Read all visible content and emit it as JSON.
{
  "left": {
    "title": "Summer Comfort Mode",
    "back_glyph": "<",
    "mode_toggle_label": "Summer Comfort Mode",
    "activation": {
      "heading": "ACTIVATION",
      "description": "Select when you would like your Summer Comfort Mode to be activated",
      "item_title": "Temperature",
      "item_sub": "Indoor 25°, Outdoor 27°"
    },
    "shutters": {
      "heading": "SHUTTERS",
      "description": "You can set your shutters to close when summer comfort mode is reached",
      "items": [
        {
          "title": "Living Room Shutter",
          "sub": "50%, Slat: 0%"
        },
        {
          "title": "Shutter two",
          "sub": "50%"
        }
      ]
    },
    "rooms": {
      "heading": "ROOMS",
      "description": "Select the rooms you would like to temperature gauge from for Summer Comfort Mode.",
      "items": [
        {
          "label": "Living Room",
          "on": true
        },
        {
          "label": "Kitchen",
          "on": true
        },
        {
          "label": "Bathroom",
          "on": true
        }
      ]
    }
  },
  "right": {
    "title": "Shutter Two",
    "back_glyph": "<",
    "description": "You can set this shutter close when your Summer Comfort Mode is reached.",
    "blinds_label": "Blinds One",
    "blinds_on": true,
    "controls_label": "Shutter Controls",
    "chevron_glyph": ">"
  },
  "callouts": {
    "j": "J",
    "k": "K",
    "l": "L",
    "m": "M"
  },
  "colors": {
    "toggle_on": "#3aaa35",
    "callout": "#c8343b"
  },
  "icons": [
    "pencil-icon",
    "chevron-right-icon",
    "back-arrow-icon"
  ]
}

--

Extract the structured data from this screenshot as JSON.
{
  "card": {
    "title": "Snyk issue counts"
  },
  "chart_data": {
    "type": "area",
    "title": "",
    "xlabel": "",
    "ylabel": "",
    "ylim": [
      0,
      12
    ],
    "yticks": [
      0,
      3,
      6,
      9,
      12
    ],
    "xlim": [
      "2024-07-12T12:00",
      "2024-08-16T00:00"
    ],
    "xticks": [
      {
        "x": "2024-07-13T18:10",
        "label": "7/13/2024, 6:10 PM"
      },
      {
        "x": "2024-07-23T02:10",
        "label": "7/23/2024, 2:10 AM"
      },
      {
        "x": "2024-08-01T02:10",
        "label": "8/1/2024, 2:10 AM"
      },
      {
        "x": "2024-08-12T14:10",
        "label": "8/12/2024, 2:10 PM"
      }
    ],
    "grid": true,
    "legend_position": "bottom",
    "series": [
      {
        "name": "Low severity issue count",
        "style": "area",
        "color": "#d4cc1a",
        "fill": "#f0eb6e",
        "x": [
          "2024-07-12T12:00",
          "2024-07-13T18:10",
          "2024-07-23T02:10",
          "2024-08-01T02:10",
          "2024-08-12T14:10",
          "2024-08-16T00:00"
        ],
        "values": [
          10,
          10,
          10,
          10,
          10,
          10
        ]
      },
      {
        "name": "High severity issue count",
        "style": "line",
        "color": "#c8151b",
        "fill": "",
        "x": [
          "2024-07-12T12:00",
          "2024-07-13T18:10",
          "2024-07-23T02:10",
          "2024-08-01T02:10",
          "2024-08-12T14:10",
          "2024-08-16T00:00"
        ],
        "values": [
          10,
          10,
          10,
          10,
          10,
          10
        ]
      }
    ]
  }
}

==

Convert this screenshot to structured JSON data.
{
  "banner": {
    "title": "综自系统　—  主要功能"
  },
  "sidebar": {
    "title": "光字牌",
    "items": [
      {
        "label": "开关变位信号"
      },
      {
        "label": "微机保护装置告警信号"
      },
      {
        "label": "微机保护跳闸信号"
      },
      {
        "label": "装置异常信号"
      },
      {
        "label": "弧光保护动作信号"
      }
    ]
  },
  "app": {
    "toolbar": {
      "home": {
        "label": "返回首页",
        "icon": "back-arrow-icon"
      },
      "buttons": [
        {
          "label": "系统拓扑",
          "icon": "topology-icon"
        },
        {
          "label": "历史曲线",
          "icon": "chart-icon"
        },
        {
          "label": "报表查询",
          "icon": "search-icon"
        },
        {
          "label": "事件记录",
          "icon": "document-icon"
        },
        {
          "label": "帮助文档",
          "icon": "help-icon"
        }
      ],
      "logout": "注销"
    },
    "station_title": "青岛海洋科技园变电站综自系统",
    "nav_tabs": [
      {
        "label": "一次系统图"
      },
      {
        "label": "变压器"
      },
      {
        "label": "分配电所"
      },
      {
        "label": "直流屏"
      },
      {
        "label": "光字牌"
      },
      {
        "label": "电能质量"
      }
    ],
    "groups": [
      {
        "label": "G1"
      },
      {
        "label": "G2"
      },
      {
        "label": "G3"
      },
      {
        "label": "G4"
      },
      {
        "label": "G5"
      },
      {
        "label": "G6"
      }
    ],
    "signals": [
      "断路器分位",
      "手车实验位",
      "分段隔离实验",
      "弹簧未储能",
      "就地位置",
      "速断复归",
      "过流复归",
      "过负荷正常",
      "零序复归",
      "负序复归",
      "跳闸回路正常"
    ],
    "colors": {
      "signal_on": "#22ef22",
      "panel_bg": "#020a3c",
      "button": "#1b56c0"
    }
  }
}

■ To do ■
Select all lines in the listing above where the word "this" appears, and show them.

■ Written solution ■
    "description": "You can set this shutter close when your Summer Comfort Mode is reached.",
Extract the structured data from this screenshot as JSON.
Convert this screenshot to structured JSON data.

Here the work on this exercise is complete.